[Dataset records]
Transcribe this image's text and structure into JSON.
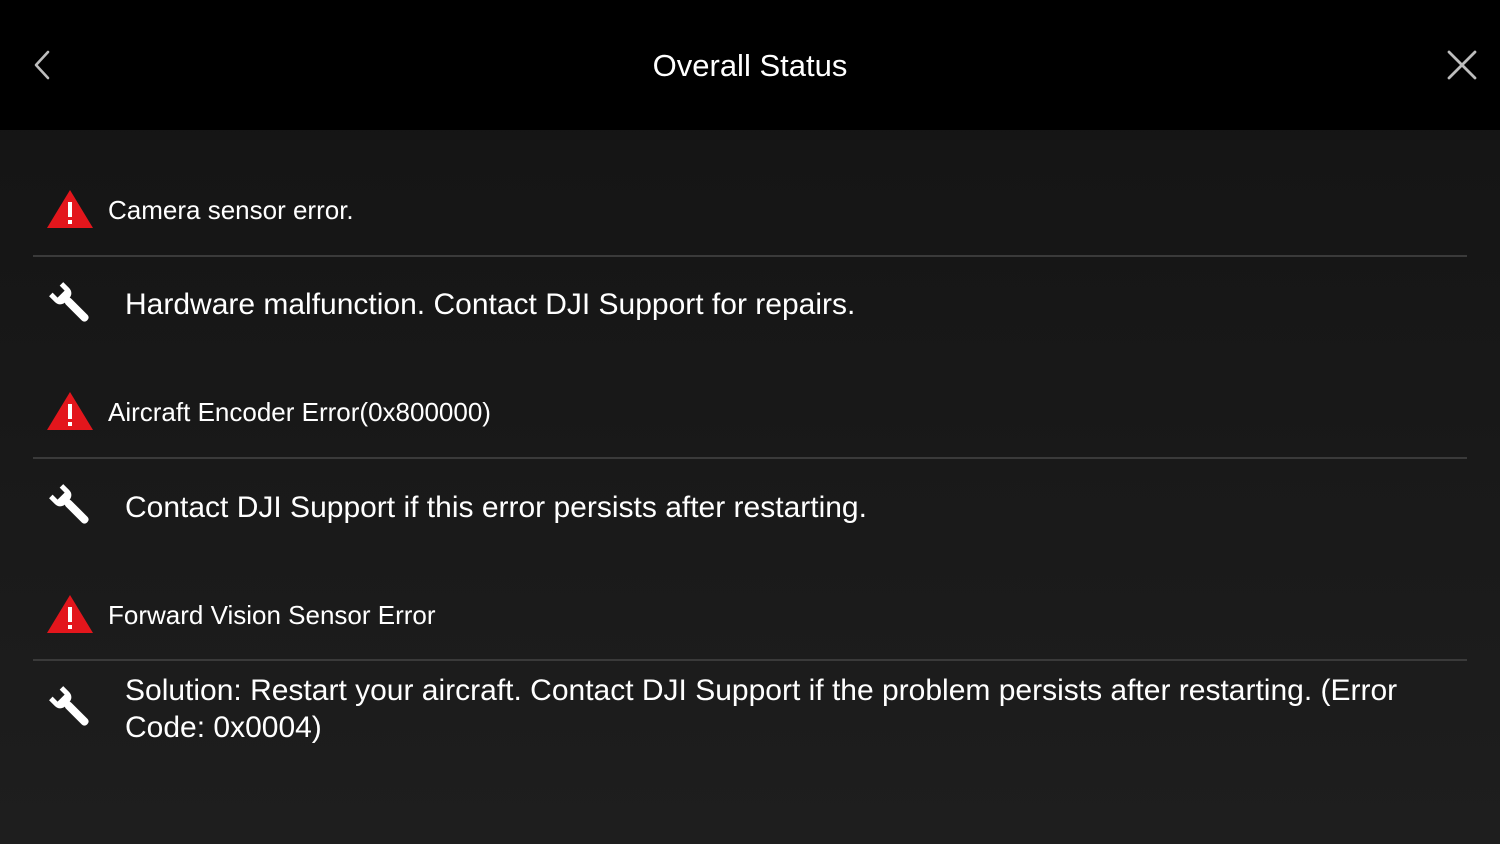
{
  "header": {
    "title": "Overall Status",
    "back_icon": "chevron-left-icon",
    "close_icon": "close-icon"
  },
  "colors": {
    "header_bg": "#000000",
    "body_bg": "#1b1b1b",
    "warning_red": "#e3161c",
    "divider": "#3a3a3a",
    "text": "#ffffff"
  },
  "issues": [
    {
      "error": "Camera sensor error.",
      "solution": "Hardware malfunction. Contact DJI Support for repairs."
    },
    {
      "error": "Aircraft Encoder Error(0x800000)",
      "solution": "Contact DJI Support if this error persists after restarting."
    },
    {
      "error": "Forward Vision Sensor Error",
      "solution": "Solution: Restart your aircraft. Contact DJI Support if the problem persists after restarting. (Error Code: 0x0004)"
    }
  ]
}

> STATED PROBLEM
Quote the entries above word for word. Leave the images out.

> SOLUTION FOR THIS TASK
Transcribe this image's text and structure into JSON.
{
  "header": {
    "title": "Overall Status",
    "back_icon": "chevron-left-icon",
    "close_icon": "close-icon"
  },
  "colors": {
    "header_bg": "#000000",
    "body_bg": "#1b1b1b",
    "warning_red": "#e3161c",
    "divider": "#3a3a3a",
    "text": "#ffffff"
  },
  "issues": [
    {
      "error": "Camera sensor error.",
      "solution": "Hardware malfunction. Contact DJI Support for repairs."
    },
    {
      "error": "Aircraft Encoder Error(0x800000)",
      "solution": "Contact DJI Support if this error persists after restarting."
    },
    {
      "error": "Forward Vision Sensor Error",
      "solution": "Solution: Restart your aircraft. Contact DJI Support if the problem persists after restarting. (Error Code: 0x0004)"
    }
  ]
}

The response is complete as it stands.